*Stated problem*. Reproduce the records below exactly as given.

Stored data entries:

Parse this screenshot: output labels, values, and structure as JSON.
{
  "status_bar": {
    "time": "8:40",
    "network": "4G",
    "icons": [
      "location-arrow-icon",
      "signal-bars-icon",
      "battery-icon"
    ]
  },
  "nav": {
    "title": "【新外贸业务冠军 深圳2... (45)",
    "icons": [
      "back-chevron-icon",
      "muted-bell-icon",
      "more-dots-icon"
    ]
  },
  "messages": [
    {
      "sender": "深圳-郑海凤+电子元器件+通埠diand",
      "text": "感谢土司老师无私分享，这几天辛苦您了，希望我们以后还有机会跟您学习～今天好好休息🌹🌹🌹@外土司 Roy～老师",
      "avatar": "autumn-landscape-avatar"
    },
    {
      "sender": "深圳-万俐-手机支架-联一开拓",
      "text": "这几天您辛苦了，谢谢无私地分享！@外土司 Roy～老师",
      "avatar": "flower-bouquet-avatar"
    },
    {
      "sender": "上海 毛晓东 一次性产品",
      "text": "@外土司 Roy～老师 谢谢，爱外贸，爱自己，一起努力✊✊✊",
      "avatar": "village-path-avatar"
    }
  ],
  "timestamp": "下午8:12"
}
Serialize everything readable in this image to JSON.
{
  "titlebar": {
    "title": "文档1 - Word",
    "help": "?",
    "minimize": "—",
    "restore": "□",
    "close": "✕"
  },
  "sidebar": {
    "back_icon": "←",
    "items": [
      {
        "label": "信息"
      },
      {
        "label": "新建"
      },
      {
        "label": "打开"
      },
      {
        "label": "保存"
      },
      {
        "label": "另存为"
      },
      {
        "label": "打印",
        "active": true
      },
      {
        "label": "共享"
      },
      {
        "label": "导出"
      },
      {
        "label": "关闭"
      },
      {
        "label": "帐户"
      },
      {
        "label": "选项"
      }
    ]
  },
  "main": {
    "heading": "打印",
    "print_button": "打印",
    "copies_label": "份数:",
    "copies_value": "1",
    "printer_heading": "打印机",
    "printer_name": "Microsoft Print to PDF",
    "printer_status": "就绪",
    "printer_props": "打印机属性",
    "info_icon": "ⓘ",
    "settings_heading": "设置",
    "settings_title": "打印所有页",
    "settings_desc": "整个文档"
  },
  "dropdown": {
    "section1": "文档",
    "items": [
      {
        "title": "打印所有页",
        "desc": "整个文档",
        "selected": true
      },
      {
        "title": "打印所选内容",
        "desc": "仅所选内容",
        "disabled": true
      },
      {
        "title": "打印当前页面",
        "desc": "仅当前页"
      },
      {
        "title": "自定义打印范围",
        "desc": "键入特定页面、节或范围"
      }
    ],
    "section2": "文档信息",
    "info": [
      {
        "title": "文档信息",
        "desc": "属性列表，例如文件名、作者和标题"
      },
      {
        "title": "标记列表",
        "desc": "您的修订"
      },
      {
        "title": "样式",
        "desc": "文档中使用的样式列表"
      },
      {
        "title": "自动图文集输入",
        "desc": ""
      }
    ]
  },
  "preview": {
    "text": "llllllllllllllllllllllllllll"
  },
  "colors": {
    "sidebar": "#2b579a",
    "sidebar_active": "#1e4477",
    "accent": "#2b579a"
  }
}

*Response*.
Parse this screenshot: output labels, values, and structure as JSON.
{
  "status_bar": {
    "time": "8:40",
    "network": "4G",
    "icons": [
      "location-arrow-icon",
      "signal-bars-icon",
      "battery-icon"
    ]
  },
  "nav": {
    "title": "【新外贸业务冠军 深圳2... (45)",
    "icons": [
      "back-chevron-icon",
      "muted-bell-icon",
      "more-dots-icon"
    ]
  },
  "messages": [
    {
      "sender": "深圳-郑海凤+电子元器件+通埠diand",
      "text": "感谢土司老师无私分享，这几天辛苦您了，希望我们以后还有机会跟您学习～今天好好休息🌹🌹🌹@外土司 Roy～老师",
      "avatar": "autumn-landscape-avatar"
    },
    {
      "sender": "深圳-万俐-手机支架-联一开拓",
      "text": "这几天您辛苦了，谢谢无私地分享！@外土司 Roy～老师",
      "avatar": "flower-bouquet-avatar"
    },
    {
      "sender": "上海 毛晓东 一次性产品",
      "text": "@外土司 Roy～老师 谢谢，爱外贸，爱自己，一起努力✊✊✊",
      "avatar": "village-path-avatar"
    }
  ],
  "timestamp": "下午8:12"
}
Serialize everything readable in this image to JSON.
{
  "titlebar": {
    "title": "文档1 - Word",
    "help": "?",
    "minimize": "—",
    "restore": "□",
    "close": "✕"
  },
  "sidebar": {
    "back_icon": "←",
    "items": [
      {
        "label": "信息"
      },
      {
        "label": "新建"
      },
      {
        "label": "打开"
      },
      {
        "label": "保存"
      },
      {
        "label": "另存为"
      },
      {
        "label": "打印",
        "active": true
      },
      {
        "label": "共享"
      },
      {
        "label": "导出"
      },
      {
        "label": "关闭"
      },
      {
        "label": "帐户"
      },
      {
        "label": "选项"
      }
    ]
  },
  "main": {
    "heading": "打印",
    "print_button": "打印",
    "copies_label": "份数:",
    "copies_value": "1",
    "printer_heading": "打印机",
    "printer_name": "Microsoft Print to PDF",
    "printer_status": "就绪",
    "printer_props": "打印机属性",
    "info_icon": "ⓘ",
    "settings_heading": "设置",
    "settings_title": "打印所有页",
    "settings_desc": "整个文档"
  },
  "dropdown": {
    "section1": "文档",
    "items": [
      {
        "title": "打印所有页",
        "desc": "整个文档",
        "selected": true
      },
      {
        "title": "打印所选内容",
        "desc": "仅所选内容",
        "disabled": true
      },
      {
        "title": "打印当前页面",
        "desc": "仅当前页"
      },
      {
        "title": "自定义打印范围",
        "desc": "键入特定页面、节或范围"
      }
    ],
    "section2": "文档信息",
    "info": [
      {
        "title": "文档信息",
        "desc": "属性列表，例如文件名、作者和标题"
      },
      {
        "title": "标记列表",
        "desc": "您的修订"
      },
      {
        "title": "样式",
        "desc": "文档中使用的样式列表"
      },
      {
        "title": "自动图文集输入",
        "desc": ""
      }
    ]
  },
  "preview": {
    "text": "llllllllllllllllllllllllllll"
  },
  "colors": {
    "sidebar": "#2b579a",
    "sidebar_active": "#1e4477",
    "accent": "#2b579a"
  }
}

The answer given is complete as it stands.